### Input for this task:
************

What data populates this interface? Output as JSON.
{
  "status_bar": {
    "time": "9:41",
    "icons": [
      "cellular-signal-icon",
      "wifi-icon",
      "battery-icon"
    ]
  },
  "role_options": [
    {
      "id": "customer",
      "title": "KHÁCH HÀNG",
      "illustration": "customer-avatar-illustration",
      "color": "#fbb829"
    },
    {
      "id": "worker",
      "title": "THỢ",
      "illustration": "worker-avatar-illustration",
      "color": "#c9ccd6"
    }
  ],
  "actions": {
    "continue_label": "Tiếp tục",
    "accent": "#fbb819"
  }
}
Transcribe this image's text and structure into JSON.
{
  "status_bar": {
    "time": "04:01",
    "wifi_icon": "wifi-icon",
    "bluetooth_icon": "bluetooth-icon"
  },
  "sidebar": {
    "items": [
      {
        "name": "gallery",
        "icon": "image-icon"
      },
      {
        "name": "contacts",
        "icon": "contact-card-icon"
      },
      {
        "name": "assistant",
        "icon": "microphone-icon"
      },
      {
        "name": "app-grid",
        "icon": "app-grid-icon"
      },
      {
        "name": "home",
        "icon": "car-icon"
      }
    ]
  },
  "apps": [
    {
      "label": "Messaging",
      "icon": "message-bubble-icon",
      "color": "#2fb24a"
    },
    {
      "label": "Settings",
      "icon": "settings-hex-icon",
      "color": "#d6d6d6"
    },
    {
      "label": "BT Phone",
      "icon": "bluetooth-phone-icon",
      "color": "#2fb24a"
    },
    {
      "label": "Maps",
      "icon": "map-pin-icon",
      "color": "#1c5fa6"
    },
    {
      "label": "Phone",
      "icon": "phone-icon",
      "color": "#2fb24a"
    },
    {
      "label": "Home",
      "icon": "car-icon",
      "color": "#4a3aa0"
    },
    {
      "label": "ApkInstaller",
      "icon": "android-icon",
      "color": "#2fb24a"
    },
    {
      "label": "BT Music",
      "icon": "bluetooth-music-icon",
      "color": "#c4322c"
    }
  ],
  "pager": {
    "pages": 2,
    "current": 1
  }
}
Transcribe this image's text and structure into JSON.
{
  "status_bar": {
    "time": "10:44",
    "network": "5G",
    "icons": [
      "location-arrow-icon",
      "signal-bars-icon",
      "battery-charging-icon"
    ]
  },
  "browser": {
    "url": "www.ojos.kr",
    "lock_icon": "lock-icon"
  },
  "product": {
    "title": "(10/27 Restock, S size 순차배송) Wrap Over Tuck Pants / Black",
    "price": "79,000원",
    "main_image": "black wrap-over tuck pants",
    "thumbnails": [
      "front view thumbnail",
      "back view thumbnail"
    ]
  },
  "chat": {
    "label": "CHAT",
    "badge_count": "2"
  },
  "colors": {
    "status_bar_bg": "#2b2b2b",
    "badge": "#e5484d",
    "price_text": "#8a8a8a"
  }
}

************

### Objective:
Using the records above, select and copy every line that has the word "view".

### Solution for this exercise:
      "front view thumbnail",
      "back view thumbnail"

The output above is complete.